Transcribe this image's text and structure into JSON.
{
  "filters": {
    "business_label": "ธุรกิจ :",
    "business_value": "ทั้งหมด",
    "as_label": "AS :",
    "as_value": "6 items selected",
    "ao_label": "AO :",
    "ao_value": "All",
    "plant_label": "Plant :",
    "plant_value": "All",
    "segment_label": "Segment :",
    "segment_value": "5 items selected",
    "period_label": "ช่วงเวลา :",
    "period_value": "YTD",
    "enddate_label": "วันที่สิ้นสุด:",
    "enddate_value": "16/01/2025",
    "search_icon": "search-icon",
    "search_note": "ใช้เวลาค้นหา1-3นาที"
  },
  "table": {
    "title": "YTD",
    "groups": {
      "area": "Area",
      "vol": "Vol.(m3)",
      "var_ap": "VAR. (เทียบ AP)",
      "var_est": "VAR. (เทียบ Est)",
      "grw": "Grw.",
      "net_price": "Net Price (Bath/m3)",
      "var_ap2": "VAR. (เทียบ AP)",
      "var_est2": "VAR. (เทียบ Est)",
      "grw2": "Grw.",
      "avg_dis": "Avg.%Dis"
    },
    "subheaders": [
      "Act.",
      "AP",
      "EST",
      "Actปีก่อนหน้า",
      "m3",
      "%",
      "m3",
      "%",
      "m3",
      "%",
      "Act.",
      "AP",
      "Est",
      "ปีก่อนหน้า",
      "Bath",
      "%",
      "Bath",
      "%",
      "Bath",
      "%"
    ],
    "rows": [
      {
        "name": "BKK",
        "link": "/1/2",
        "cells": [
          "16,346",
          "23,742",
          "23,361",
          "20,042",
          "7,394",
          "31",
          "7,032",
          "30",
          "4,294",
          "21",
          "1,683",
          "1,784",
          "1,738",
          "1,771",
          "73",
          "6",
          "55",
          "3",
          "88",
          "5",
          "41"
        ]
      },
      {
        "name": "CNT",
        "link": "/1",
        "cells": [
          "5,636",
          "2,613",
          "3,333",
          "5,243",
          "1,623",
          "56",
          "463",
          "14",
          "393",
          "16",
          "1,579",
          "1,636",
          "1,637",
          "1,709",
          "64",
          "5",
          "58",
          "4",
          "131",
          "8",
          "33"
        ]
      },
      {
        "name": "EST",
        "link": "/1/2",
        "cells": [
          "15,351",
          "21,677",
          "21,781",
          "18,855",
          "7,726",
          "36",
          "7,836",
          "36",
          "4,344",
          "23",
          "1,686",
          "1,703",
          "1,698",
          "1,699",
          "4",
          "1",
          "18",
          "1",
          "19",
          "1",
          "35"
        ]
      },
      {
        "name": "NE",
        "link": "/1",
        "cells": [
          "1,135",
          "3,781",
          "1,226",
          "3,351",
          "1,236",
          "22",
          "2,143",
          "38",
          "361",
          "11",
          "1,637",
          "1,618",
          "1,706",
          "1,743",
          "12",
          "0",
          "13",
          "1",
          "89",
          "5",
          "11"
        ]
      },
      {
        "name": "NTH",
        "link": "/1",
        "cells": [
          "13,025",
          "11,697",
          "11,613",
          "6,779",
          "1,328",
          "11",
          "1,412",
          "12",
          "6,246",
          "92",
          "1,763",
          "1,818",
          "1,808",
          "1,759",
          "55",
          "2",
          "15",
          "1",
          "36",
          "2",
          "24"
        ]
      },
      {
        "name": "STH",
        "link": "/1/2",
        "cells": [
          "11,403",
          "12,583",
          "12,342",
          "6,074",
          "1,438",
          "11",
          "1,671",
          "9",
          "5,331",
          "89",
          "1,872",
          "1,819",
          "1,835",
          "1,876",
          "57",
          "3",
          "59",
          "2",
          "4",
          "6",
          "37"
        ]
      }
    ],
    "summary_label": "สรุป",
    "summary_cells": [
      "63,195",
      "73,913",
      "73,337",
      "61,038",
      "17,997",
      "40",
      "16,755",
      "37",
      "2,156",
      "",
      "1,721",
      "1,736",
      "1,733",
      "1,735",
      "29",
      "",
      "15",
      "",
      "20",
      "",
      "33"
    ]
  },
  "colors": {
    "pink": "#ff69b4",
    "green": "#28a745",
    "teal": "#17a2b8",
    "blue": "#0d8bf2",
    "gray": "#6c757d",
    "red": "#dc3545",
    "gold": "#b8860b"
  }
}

------------------------------------------------------------

Exercise brief:
Print the whole listing again, exactly.

Reply to the task:
Transcribe this image's text and structure into JSON.
{
  "filters": {
    "business_label": "ธุรกิจ :",
    "business_value": "ทั้งหมด",
    "as_label": "AS :",
    "as_value": "6 items selected",
    "ao_label": "AO :",
    "ao_value": "All",
    "plant_label": "Plant :",
    "plant_value": "All",
    "segment_label": "Segment :",
    "segment_value": "5 items selected",
    "period_label": "ช่วงเวลา :",
    "period_value": "YTD",
    "enddate_label": "วันที่สิ้นสุด:",
    "enddate_value": "16/01/2025",
    "search_icon": "search-icon",
    "search_note": "ใช้เวลาค้นหา1-3นาที"
  },
  "table": {
    "title": "YTD",
    "groups": {
      "area": "Area",
      "vol": "Vol.(m3)",
      "var_ap": "VAR. (เทียบ AP)",
      "var_est": "VAR. (เทียบ Est)",
      "grw": "Grw.",
      "net_price": "Net Price (Bath/m3)",
      "var_ap2": "VAR. (เทียบ AP)",
      "var_est2": "VAR. (เทียบ Est)",
      "grw2": "Grw.",
      "avg_dis": "Avg.%Dis"
    },
    "subheaders": [
      "Act.",
      "AP",
      "EST",
      "Actปีก่อนหน้า",
      "m3",
      "%",
      "m3",
      "%",
      "m3",
      "%",
      "Act.",
      "AP",
      "Est",
      "ปีก่อนหน้า",
      "Bath",
      "%",
      "Bath",
      "%",
      "Bath",
      "%"
    ],
    "rows": [
      {
        "name": "BKK",
        "link": "/1/2",
        "cells": [
          "16,346",
          "23,742",
          "23,361",
          "20,042",
          "7,394",
          "31",
          "7,032",
          "30",
          "4,294",
          "21",
          "1,683",
          "1,784",
          "1,738",
          "1,771",
          "73",
          "6",
          "55",
          "3",
          "88",
          "5",
          "41"
        ]
      },
      {
        "name": "CNT",
        "link": "/1",
        "cells": [
          "5,636",
          "2,613",
          "3,333",
          "5,243",
          "1,623",
          "56",
          "463",
          "14",
          "393",
          "16",
          "1,579",
          "1,636",
          "1,637",
          "1,709",
          "64",
          "5",
          "58",
          "4",
          "131",
          "8",
          "33"
        ]
      },
      {
        "name": "EST",
        "link": "/1/2",
        "cells": [
          "15,351",
          "21,677",
          "21,781",
          "18,855",
          "7,726",
          "36",
          "7,836",
          "36",
          "4,344",
          "23",
          "1,686",
          "1,703",
          "1,698",
          "1,699",
          "4",
          "1",
          "18",
          "1",
          "19",
          "1",
          "35"
        ]
      },
      {
        "name": "NE",
        "link": "/1",
        "cells": [
          "1,135",
          "3,781",
          "1,226",
          "3,351",
          "1,236",
          "22",
          "2,143",
          "38",
          "361",
          "11",
          "1,637",
          "1,618",
          "1,706",
          "1,743",
          "12",
          "0",
          "13",
          "1",
          "89",
          "5",
          "11"
        ]
      },
      {
        "name": "NTH",
        "link": "/1",
        "cells": [
          "13,025",
          "11,697",
          "11,613",
          "6,779",
          "1,328",
          "11",
          "1,412",
          "12",
          "6,246",
          "92",
          "1,763",
          "1,818",
          "1,808",
          "1,759",
          "55",
          "2",
          "15",
          "1",
          "36",
          "2",
          "24"
        ]
      },
      {
        "name": "STH",
        "link": "/1/2",
        "cells": [
          "11,403",
          "12,583",
          "12,342",
          "6,074",
          "1,438",
          "11",
          "1,671",
          "9",
          "5,331",
          "89",
          "1,872",
          "1,819",
          "1,835",
          "1,876",
          "57",
          "3",
          "59",
          "2",
          "4",
          "6",
          "37"
        ]
      }
    ],
    "summary_label": "สรุป",
    "summary_cells": [
      "63,195",
      "73,913",
      "73,337",
      "61,038",
      "17,997",
      "40",
      "16,755",
      "37",
      "2,156",
      "",
      "1,721",
      "1,736",
      "1,733",
      "1,735",
      "29",
      "",
      "15",
      "",
      "20",
      "",
      "33"
    ]
  },
  "colors": {
    "pink": "#ff69b4",
    "green": "#28a745",
    "teal": "#17a2b8",
    "blue": "#0d8bf2",
    "gray": "#6c757d",
    "red": "#dc3545",
    "gold": "#b8860b"
  }
}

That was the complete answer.